#### Set task:
Quote the listing below in full and exactly as written, but omit every picture.

BEGIN Data for processing

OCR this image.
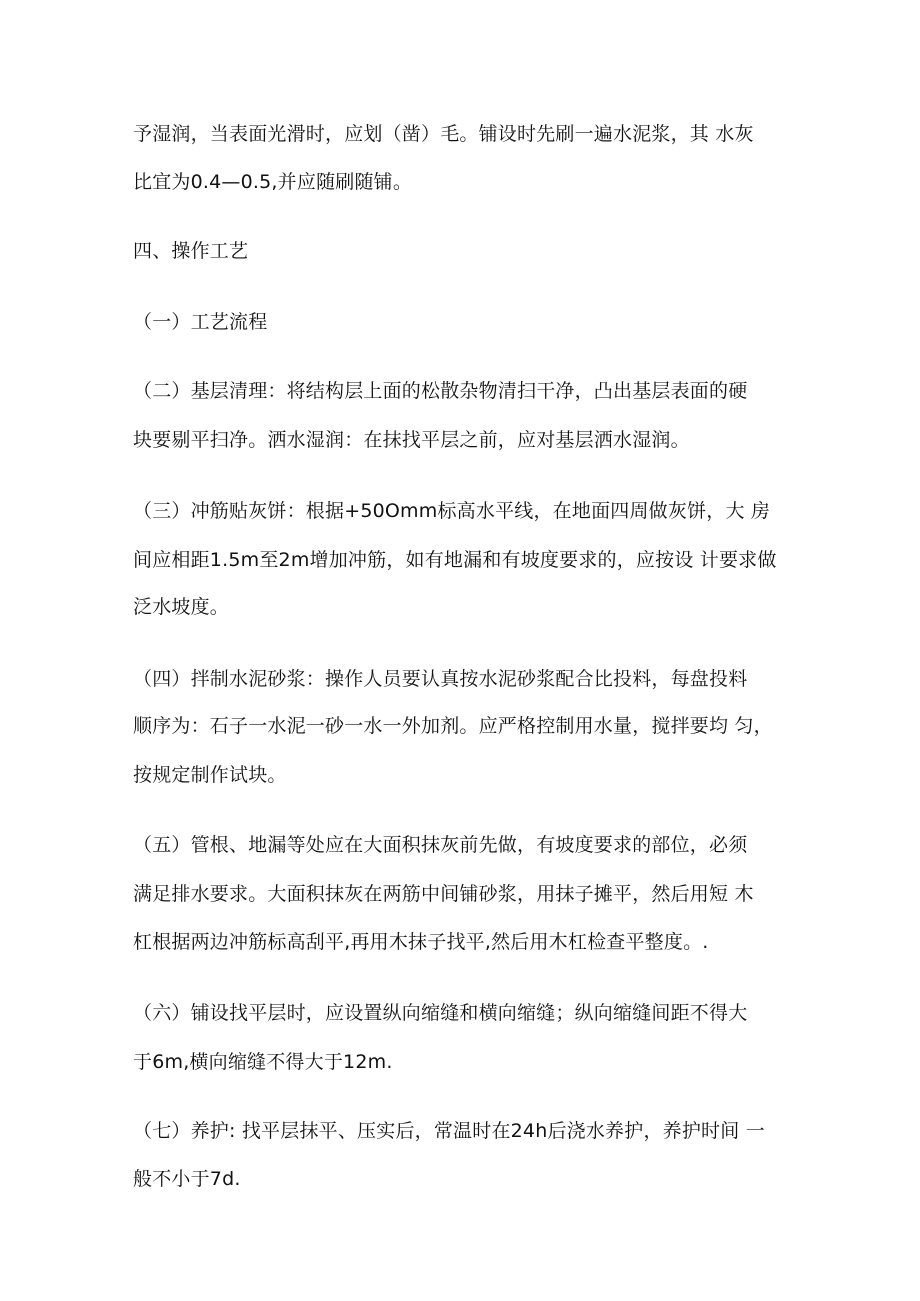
予湿润，当表面光滑时，应划（凿）毛。铺设时先刷一遍水泥浆，其 水灰
比宜为0.4—0.5,并应随刷随铺。
四、操作工艺
（一）工艺流程
（二）基层清理：将结构层上面的松散杂物清扫干净，凸出基层表面的硬
块要剔平扫净。洒水湿润：在抹找平层之前，应对基层洒水湿润。
（三）冲筋贴灰饼：根据+50Omm标高水平线，在地面四周做灰饼，大 房
间应相距1.5m至2m增加冲筋，如有地漏和有坡度要求的，应按设 计要求做
泛水坡度。
（四）拌制水泥砂浆：操作人员要认真按水泥砂浆配合比投料，每盘投料
顺序为：石子一水泥一砂一水一外加剂。应严格控制用水量，搅拌要均 匀，
按规定制作试块。
（五）管根、地漏等处应在大面积抹灰前先做，有坡度要求的部位，必须
满足排水要求。大面积抹灰在两筋中间铺砂浆，用抹子摊平，然后用短 木
杠根据两边冲筋标高刮平,再用木抹子找平,然后用木杠检查平整度。.
（六）铺设找平层时，应设置纵向缩缝和横向缩缝；纵向缩缝间距不得大
于6m,横向缩缝不得大于12m.
（七）养护: 找平层抹平、压实后，常温时在24h后浇水养护，养护时间 一
般不小于7d.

END Data for processing

#### Answer to the task:
OCR this image.
予湿润，当表面光滑时，应划（凿）毛。铺设时先刷一遍水泥浆，其 水灰
比宜为0.4—0.5,并应随刷随铺。
四、操作工艺
（一）工艺流程
（二）基层清理：将结构层上面的松散杂物清扫干净，凸出基层表面的硬
块要剔平扫净。洒水湿润：在抹找平层之前，应对基层洒水湿润。
（三）冲筋贴灰饼：根据+50Omm标高水平线，在地面四周做灰饼，大 房
间应相距1.5m至2m增加冲筋，如有地漏和有坡度要求的，应按设 计要求做
泛水坡度。
（四）拌制水泥砂浆：操作人员要认真按水泥砂浆配合比投料，每盘投料
顺序为：石子一水泥一砂一水一外加剂。应严格控制用水量，搅拌要均 匀，
按规定制作试块。
（五）管根、地漏等处应在大面积抹灰前先做，有坡度要求的部位，必须
满足排水要求。大面积抹灰在两筋中间铺砂浆，用抹子摊平，然后用短 木
杠根据两边冲筋标高刮平,再用木抹子找平,然后用木杠检查平整度。.
（六）铺设找平层时，应设置纵向缩缝和横向缩缝；纵向缩缝间距不得大
于6m,横向缩缝不得大于12m.
（七）养护: 找平层抹平、压实后，常温时在24h后浇水养护，养护时间 一
般不小于7d.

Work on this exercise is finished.